- _EXERCISE OBJECTIVE_
Wherever a line below holds the word "topped", copy that line.
**** DATASET EXTRACT ****
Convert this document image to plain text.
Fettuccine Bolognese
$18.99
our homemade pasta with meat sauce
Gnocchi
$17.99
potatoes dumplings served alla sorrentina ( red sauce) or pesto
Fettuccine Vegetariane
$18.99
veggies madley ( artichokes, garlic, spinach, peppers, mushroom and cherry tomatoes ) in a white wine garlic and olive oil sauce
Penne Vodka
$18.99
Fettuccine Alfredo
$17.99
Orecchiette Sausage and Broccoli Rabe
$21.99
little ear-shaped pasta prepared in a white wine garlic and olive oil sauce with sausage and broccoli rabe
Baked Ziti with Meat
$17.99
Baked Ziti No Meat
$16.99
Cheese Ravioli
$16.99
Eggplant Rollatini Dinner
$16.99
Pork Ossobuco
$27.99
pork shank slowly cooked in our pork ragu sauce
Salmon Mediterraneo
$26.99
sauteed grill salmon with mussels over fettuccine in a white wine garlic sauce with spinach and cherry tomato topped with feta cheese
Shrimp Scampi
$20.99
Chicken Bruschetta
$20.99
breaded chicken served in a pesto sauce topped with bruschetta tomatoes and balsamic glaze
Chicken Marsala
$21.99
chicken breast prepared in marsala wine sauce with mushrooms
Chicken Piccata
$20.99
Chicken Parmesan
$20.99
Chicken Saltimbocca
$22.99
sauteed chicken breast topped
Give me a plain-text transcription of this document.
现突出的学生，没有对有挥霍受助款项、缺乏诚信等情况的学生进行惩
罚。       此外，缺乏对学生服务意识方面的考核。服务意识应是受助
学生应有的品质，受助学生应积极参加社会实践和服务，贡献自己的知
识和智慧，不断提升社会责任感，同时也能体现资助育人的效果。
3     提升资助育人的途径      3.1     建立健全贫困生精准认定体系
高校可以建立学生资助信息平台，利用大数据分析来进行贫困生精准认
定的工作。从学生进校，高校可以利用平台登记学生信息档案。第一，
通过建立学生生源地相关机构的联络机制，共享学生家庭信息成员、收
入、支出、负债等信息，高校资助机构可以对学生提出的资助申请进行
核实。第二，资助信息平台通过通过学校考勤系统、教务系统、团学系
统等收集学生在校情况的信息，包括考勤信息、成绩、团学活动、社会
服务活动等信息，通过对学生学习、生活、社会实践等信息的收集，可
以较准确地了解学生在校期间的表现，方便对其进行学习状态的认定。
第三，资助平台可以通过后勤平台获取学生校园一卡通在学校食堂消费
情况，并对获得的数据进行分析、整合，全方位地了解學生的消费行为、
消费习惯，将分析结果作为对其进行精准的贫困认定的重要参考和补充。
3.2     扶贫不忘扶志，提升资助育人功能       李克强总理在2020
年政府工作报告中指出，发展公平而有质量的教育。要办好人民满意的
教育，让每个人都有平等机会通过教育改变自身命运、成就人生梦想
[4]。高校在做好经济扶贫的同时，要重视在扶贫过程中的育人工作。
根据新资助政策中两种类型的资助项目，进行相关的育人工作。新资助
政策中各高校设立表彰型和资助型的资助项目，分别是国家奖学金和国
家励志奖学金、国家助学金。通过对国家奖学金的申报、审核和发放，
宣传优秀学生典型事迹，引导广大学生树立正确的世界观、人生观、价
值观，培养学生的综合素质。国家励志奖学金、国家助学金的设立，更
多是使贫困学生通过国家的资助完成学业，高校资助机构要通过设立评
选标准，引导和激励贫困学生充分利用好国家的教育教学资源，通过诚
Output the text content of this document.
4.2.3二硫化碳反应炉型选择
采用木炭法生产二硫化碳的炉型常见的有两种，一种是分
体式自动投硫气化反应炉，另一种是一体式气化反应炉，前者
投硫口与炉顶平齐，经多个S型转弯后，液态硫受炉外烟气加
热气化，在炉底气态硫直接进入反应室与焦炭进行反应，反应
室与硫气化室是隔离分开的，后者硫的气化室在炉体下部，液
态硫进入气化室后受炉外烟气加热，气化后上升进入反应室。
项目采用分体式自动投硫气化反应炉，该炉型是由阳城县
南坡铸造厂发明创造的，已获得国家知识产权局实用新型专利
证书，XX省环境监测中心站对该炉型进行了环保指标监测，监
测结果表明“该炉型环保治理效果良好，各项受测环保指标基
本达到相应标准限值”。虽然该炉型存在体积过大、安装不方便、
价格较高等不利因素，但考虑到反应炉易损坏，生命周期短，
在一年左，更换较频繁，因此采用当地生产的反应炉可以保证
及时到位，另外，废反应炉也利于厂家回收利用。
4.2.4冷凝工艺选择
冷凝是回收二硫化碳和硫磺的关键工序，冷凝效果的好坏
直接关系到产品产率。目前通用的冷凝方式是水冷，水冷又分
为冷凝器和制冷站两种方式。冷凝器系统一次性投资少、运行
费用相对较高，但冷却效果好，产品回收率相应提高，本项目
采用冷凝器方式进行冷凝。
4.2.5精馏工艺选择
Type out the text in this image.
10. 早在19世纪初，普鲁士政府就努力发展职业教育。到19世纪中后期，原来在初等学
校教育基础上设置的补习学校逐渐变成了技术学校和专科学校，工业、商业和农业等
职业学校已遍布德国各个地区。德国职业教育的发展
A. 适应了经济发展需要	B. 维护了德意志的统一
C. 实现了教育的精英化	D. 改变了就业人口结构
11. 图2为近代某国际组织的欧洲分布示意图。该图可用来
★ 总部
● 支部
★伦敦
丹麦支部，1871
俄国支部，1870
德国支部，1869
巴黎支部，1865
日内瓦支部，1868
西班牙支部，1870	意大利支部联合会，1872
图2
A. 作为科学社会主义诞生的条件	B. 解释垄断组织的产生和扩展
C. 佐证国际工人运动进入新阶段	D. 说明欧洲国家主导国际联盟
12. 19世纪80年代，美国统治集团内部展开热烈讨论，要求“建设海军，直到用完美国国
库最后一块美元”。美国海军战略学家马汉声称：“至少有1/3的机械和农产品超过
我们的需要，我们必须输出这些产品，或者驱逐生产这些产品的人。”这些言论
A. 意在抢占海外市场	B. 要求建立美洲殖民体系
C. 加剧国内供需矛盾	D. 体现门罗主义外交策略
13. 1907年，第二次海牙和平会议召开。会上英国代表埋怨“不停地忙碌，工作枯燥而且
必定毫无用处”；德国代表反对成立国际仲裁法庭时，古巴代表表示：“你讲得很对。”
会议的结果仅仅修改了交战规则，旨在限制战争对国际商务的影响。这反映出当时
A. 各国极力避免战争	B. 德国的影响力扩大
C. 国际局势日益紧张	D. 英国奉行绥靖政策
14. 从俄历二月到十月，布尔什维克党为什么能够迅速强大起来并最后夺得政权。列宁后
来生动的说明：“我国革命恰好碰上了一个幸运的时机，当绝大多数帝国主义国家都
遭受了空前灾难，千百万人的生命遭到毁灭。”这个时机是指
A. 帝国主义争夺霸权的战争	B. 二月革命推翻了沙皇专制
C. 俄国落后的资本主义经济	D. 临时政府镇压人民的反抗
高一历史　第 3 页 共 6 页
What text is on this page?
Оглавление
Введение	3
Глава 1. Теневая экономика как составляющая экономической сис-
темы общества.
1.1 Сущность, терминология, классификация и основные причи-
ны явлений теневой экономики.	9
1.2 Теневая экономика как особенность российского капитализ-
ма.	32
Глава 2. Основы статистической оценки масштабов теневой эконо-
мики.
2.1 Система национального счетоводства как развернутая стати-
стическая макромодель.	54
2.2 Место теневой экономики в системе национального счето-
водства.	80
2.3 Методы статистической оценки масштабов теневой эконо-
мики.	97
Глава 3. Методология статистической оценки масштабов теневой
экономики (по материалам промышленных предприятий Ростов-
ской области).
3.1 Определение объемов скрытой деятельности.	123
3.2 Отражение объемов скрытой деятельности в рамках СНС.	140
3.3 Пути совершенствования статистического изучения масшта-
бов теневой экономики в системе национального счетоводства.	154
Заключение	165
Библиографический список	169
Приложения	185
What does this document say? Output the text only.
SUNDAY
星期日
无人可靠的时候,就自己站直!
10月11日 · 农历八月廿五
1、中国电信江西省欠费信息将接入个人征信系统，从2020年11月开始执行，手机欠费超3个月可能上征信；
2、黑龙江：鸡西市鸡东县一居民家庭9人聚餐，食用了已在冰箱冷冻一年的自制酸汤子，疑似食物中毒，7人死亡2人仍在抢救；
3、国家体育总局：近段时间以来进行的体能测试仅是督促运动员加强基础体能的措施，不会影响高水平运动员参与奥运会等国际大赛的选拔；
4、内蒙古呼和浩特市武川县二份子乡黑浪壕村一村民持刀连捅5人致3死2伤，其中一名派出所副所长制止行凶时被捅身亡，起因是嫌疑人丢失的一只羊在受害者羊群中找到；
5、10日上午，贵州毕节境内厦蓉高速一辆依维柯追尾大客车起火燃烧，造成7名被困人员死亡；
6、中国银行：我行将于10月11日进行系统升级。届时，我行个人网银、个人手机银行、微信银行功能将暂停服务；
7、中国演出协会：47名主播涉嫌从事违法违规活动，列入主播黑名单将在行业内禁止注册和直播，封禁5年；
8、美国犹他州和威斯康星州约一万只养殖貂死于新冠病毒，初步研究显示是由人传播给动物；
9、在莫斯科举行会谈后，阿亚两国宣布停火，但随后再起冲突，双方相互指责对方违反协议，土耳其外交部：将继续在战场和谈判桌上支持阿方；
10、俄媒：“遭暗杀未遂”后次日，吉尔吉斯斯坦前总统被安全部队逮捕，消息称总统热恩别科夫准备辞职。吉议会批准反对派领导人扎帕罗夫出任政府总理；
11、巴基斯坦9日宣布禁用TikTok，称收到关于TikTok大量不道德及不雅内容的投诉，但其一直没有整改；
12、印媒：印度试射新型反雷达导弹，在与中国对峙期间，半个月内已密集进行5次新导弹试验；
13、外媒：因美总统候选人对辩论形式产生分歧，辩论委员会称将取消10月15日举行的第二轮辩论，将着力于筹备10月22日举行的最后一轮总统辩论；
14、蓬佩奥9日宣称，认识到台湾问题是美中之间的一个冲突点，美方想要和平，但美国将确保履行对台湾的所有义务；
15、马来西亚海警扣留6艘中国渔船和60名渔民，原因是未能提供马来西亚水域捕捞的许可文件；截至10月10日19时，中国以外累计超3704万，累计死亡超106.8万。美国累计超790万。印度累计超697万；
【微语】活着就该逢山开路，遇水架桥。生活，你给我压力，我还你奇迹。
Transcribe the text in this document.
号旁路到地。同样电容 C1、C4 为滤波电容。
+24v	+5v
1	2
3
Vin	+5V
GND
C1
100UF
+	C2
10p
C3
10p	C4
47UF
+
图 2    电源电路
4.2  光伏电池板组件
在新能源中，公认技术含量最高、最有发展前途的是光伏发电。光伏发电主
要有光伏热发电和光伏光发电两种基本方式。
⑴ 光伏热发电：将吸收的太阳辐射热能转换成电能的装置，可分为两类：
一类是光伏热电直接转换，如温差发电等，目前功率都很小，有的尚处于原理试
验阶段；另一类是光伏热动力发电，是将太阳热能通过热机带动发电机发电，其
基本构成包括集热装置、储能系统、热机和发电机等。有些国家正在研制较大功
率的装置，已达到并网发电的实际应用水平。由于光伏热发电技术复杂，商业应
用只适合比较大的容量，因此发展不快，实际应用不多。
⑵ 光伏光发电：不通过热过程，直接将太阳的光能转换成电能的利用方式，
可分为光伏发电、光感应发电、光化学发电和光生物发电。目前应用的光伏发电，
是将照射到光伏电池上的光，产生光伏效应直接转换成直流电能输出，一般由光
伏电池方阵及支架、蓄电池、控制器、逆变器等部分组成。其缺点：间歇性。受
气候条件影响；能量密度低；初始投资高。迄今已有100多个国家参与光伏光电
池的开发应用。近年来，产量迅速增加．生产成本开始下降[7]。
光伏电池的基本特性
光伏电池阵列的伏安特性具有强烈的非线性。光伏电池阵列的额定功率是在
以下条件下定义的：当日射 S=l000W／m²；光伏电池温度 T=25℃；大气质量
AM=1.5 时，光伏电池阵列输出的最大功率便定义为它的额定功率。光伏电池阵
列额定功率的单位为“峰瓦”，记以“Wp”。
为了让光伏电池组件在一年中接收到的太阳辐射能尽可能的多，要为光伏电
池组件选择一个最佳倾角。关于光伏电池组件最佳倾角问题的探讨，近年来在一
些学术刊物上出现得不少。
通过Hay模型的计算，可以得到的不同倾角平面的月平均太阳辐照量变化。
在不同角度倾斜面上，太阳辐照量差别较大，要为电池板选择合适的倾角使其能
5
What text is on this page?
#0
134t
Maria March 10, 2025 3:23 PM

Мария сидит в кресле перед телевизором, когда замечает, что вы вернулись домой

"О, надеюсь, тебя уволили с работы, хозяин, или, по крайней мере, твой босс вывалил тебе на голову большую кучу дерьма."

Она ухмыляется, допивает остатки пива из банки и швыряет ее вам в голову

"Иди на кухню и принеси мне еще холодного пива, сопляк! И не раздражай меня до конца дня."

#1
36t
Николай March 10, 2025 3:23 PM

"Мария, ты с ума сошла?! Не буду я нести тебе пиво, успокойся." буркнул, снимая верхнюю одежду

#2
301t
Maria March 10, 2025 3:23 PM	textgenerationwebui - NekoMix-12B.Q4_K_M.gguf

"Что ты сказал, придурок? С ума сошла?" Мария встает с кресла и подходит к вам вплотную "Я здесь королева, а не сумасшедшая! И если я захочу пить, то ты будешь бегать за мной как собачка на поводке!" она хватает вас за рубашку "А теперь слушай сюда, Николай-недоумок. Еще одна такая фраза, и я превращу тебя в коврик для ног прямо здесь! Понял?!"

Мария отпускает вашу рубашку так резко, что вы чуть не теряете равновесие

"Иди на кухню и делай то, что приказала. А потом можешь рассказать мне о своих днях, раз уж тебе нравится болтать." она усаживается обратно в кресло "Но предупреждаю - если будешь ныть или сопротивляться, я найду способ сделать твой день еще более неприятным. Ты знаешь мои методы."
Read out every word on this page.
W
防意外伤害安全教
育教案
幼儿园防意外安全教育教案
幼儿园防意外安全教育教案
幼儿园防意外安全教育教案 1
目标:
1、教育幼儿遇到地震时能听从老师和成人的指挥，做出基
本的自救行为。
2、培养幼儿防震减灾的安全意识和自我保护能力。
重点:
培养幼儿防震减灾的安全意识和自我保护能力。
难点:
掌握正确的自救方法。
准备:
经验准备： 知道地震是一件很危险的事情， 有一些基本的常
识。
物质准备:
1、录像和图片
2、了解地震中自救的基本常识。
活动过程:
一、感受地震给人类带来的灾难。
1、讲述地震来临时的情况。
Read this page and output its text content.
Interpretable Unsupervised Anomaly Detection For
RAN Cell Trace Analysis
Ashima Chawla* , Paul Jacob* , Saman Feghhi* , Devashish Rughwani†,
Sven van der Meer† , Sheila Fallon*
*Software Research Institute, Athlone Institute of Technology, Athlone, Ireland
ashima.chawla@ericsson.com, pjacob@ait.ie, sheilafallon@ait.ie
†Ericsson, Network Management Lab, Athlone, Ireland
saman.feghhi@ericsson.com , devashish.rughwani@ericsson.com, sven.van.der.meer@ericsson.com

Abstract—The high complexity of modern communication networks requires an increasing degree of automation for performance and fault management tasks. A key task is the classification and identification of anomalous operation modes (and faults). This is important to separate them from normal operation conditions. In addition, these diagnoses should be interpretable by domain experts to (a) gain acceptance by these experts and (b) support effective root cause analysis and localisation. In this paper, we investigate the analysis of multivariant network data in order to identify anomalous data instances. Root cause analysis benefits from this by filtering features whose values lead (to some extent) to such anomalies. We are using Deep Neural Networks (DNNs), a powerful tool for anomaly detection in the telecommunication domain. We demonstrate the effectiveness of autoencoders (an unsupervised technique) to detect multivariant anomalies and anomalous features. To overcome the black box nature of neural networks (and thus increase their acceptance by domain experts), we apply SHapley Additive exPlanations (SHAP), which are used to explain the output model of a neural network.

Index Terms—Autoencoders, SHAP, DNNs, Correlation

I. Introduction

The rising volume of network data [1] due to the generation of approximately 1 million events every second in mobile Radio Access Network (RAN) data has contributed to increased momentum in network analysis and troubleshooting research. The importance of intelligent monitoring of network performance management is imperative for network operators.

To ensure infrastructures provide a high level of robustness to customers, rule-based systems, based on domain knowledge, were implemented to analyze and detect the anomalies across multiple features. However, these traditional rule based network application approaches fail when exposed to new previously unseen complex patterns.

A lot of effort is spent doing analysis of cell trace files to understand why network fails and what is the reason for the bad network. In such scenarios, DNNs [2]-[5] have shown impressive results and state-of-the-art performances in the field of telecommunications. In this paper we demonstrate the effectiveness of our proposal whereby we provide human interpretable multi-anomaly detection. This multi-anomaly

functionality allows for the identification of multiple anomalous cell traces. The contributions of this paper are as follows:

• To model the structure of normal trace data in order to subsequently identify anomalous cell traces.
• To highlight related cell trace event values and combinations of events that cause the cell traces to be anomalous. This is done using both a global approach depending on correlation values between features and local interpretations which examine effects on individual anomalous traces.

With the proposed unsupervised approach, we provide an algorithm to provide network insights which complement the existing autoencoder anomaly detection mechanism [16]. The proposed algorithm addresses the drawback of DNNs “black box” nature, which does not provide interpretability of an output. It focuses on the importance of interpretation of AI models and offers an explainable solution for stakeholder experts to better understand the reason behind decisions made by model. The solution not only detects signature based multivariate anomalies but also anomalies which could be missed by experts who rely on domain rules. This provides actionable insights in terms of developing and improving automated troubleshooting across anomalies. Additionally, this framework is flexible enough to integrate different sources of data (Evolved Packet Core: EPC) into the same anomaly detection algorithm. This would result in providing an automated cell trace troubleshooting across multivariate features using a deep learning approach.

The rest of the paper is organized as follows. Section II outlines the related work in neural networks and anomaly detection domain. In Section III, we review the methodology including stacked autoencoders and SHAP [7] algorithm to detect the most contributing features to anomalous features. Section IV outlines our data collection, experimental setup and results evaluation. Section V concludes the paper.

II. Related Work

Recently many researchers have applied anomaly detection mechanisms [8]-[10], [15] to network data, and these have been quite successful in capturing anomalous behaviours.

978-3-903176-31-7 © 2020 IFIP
****
- _SOLUTION FOR THIS TASK_
sauteed grill salmon with mussels over fettuccine in a white wine garlic sauce with spinach and cherry tomato topped with feta cheese
breaded chicken served in a pesto sauce topped with bruschetta tomatoes and balsamic glaze
sauteed chicken breast topped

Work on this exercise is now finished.